Goal: Gather every line holding the string "soit".

Items:
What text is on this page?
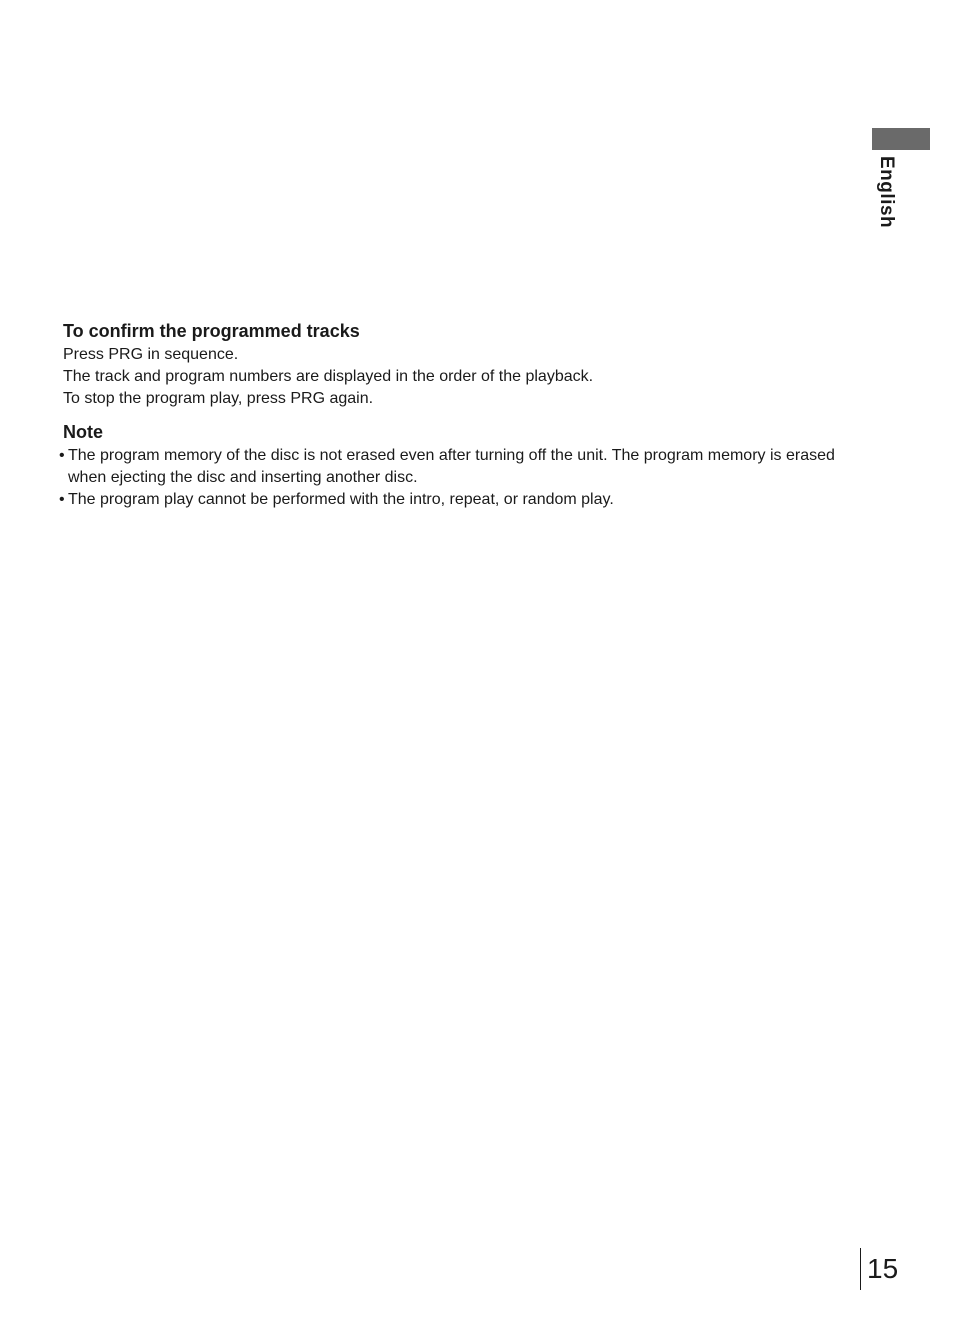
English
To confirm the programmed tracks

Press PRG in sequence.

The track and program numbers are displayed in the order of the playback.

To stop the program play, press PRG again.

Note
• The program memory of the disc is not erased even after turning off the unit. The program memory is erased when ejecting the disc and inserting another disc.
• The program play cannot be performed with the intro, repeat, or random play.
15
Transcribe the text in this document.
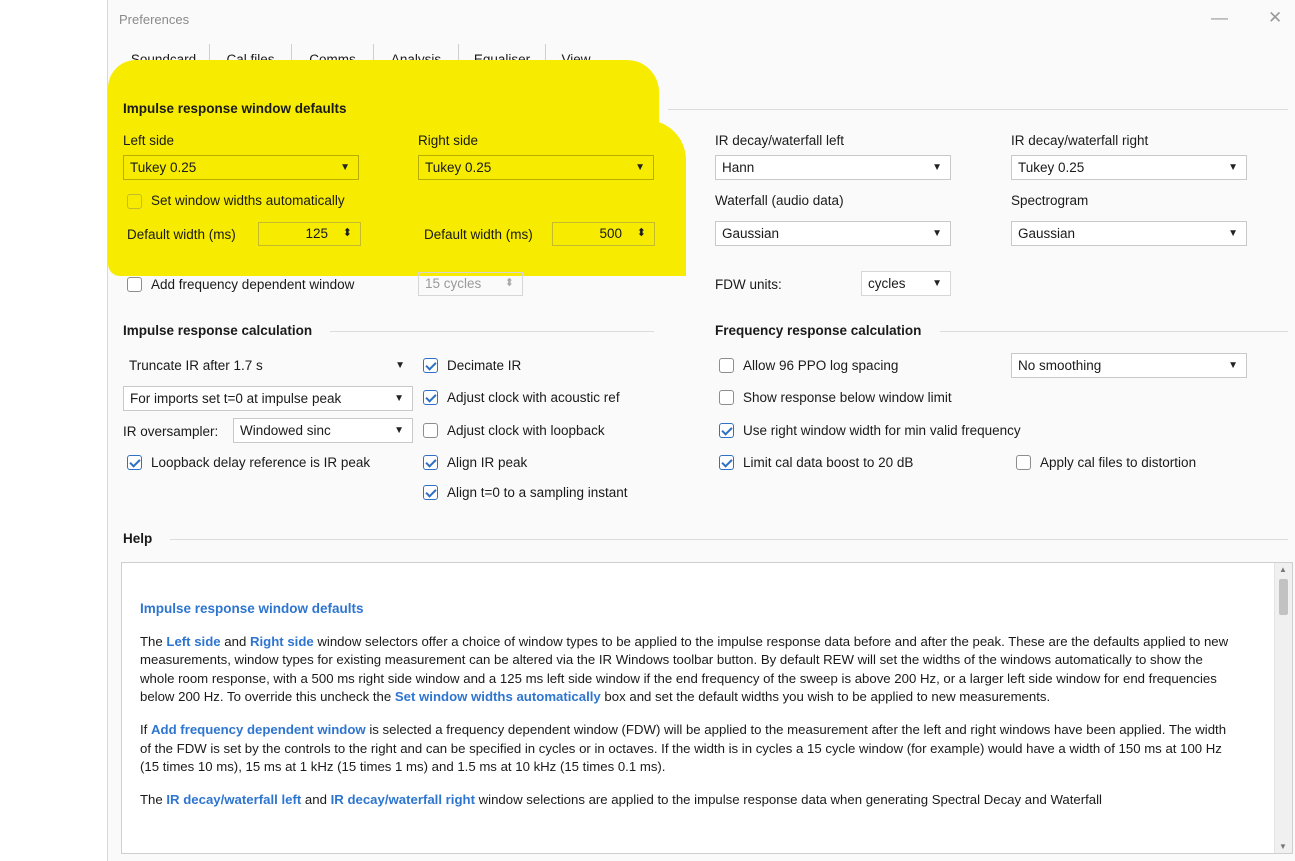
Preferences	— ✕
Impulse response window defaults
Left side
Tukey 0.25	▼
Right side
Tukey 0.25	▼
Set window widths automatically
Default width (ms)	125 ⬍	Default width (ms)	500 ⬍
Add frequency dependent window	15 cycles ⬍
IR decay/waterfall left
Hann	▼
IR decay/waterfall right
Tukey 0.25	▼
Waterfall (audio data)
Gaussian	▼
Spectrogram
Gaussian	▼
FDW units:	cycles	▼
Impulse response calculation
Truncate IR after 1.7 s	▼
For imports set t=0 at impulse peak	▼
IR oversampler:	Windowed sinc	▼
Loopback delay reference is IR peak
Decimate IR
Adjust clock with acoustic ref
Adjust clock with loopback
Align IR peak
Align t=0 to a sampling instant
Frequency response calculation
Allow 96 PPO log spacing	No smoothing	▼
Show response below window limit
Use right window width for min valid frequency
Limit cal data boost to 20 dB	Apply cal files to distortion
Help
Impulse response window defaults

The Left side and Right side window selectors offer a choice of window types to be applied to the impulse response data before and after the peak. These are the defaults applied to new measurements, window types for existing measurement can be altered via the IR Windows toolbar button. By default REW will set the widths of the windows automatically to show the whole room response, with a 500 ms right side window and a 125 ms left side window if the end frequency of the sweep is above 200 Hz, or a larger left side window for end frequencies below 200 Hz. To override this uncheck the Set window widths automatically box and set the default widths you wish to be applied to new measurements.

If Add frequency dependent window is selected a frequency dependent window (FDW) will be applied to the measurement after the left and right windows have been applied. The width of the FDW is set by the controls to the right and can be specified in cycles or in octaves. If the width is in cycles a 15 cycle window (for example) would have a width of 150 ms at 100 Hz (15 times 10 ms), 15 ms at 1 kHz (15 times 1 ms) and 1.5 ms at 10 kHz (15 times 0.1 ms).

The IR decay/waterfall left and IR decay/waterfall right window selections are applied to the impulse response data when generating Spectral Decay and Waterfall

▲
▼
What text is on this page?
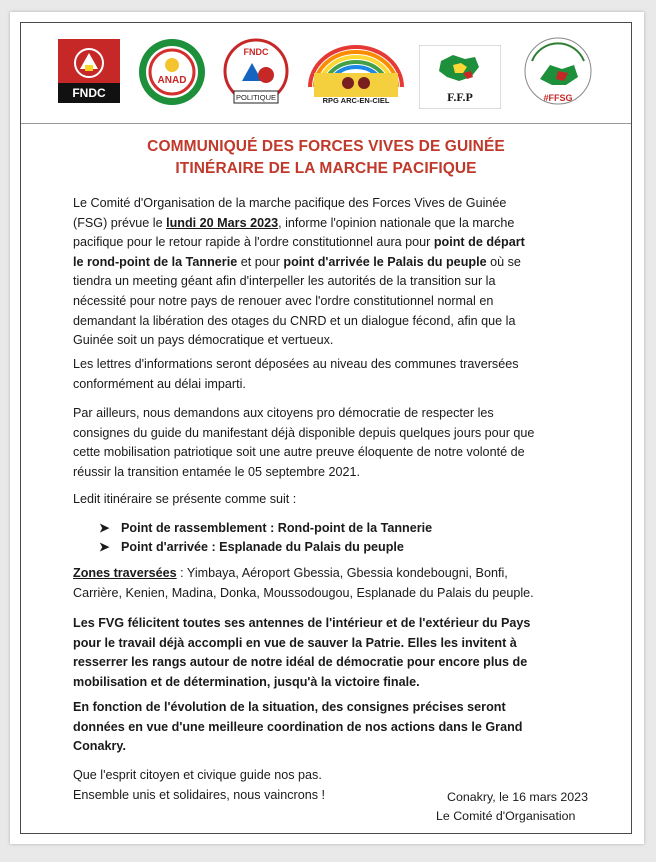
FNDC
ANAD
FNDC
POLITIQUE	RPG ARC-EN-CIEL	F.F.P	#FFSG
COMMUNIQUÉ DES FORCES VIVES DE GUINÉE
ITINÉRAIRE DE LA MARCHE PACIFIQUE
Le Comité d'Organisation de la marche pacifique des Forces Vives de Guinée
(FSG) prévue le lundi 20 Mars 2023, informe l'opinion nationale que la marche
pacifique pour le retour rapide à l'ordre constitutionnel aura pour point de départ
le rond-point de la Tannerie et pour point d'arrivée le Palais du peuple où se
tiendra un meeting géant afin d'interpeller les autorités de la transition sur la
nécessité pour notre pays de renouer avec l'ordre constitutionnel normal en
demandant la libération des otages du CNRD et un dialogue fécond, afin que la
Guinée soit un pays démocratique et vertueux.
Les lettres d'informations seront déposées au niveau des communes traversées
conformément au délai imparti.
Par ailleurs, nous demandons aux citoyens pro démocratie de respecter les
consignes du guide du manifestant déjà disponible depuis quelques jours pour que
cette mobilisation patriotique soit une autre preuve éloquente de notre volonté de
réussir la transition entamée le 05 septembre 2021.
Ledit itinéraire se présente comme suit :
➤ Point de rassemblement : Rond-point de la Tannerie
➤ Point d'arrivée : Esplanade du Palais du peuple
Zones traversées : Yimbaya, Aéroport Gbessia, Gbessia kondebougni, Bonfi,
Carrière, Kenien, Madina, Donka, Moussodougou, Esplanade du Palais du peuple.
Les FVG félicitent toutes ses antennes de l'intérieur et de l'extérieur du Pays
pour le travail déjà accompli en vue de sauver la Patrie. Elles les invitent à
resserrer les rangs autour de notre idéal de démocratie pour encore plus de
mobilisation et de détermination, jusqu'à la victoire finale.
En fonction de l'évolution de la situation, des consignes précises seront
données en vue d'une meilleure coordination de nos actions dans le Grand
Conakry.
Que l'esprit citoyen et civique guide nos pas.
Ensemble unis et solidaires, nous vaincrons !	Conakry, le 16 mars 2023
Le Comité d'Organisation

Worked solution:
Guinée soit un pays démocratique et vertueux.
cette mobilisation patriotique soit une autre preuve éloquente de notre volonté de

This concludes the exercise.